>> START

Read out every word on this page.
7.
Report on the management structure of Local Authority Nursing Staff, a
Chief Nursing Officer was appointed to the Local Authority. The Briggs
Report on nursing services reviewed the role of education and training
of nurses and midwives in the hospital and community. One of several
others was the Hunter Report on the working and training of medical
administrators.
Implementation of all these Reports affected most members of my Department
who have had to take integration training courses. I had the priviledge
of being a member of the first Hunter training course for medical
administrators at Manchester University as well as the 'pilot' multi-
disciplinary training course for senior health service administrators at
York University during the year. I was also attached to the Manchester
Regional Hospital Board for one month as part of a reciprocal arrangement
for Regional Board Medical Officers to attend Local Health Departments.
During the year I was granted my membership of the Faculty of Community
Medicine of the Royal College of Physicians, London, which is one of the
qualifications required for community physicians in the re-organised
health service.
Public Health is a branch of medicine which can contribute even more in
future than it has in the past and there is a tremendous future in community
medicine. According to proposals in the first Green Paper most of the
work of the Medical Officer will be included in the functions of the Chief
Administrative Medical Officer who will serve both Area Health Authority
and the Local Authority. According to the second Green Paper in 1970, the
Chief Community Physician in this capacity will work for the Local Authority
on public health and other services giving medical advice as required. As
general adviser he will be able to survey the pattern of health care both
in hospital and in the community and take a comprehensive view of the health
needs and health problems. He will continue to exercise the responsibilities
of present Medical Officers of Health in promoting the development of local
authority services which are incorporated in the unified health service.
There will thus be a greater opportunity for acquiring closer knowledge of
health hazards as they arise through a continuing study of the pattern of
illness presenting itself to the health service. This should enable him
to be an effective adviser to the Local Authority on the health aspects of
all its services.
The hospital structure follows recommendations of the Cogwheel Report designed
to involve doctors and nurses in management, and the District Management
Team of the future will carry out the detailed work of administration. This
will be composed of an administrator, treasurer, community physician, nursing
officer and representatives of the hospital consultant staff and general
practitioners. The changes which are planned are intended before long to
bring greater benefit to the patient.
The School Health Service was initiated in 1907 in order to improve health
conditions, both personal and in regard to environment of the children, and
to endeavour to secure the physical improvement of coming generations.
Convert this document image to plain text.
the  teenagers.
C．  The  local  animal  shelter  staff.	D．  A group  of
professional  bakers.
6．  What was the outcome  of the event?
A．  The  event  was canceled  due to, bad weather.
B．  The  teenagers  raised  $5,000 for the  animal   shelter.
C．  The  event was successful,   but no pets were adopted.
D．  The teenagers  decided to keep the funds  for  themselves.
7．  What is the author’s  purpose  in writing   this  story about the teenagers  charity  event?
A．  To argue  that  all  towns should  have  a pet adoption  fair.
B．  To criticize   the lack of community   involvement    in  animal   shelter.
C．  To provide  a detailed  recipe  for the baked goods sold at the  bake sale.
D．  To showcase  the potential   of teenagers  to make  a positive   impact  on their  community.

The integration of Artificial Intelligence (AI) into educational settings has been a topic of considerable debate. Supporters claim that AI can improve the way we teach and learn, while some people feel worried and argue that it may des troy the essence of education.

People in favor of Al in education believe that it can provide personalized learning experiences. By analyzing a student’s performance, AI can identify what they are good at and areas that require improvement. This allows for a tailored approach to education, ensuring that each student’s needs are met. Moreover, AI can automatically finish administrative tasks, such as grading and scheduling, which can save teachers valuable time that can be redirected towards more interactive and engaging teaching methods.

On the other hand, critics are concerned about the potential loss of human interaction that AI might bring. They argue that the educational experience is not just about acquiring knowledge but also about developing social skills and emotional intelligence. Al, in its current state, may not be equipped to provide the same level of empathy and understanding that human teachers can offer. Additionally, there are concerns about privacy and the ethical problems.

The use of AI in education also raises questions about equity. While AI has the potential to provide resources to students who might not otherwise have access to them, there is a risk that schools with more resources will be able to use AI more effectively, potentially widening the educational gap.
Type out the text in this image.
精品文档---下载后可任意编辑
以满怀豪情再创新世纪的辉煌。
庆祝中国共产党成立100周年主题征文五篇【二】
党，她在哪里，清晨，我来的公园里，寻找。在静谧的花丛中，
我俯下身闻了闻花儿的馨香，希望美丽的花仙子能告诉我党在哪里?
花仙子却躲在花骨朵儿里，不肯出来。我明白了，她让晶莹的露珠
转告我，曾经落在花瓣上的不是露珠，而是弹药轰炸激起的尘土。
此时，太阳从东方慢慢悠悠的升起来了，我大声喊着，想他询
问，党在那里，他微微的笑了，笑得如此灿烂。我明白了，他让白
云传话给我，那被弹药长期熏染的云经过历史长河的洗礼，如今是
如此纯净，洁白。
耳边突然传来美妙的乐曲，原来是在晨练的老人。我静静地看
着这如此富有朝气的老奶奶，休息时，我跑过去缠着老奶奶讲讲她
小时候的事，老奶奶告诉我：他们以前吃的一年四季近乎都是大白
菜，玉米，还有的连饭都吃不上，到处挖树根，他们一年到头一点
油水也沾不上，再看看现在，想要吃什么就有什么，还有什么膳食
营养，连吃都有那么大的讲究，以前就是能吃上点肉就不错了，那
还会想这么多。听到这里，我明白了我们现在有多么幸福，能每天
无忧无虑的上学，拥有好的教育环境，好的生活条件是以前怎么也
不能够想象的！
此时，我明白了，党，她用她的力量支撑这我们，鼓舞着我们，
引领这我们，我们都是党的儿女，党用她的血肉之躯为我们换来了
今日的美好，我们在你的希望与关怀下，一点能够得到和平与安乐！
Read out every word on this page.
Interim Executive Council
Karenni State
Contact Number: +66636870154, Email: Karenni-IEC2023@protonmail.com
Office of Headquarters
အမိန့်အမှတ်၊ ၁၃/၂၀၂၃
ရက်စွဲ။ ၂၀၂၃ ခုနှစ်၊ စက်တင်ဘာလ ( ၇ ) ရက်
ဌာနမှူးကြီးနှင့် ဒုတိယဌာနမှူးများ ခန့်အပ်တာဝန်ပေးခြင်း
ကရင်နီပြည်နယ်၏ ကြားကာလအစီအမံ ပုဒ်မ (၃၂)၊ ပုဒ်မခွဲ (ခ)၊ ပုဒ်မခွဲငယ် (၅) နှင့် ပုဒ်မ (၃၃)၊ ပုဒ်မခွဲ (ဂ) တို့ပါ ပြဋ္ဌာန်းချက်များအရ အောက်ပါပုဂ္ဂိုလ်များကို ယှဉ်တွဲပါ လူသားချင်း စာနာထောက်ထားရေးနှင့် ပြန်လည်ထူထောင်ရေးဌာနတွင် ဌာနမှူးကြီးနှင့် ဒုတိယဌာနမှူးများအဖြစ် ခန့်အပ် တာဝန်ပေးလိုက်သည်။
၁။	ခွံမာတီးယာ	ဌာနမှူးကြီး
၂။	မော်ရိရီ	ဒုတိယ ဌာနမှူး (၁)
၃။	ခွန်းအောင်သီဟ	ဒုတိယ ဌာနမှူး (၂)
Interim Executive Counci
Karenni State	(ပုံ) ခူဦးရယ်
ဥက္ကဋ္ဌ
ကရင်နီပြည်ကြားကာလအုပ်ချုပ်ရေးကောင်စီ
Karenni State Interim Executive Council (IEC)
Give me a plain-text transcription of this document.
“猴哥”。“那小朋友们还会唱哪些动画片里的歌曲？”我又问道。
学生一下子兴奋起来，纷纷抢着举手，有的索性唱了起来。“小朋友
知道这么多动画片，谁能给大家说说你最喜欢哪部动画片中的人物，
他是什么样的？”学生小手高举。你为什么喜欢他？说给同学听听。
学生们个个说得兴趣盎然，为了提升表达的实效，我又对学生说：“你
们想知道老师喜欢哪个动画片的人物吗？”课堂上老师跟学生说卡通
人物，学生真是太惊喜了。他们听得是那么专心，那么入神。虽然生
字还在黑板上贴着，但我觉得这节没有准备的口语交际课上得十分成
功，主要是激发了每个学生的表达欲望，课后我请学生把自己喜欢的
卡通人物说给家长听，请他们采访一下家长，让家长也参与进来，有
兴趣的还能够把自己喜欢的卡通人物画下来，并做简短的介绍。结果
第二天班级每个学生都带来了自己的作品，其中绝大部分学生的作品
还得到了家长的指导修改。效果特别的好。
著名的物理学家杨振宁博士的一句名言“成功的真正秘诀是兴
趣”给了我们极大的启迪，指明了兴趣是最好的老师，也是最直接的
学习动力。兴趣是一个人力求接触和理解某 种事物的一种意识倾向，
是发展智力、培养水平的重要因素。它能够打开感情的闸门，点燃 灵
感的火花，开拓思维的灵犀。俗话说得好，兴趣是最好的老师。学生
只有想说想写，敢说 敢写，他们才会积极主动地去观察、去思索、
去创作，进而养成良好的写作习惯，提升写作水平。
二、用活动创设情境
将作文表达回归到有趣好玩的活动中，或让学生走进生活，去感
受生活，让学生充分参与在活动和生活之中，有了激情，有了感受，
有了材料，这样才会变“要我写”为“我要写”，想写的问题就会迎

>> END

**Exercise directions**
Using the entries above, find all lines with "have". Copy them.

**Written solution**
who have had to take integration training courses. I had the priviledge
A．  To argue  that  all  towns should  have  a pet adoption  fair.
The use of AI in education also raises questions about equity. While AI has the potential to provide resources to students who might not otherwise have access to them, there is a risk that schools with more resources will be able to use AI more effectively, potentially widening the educational gap.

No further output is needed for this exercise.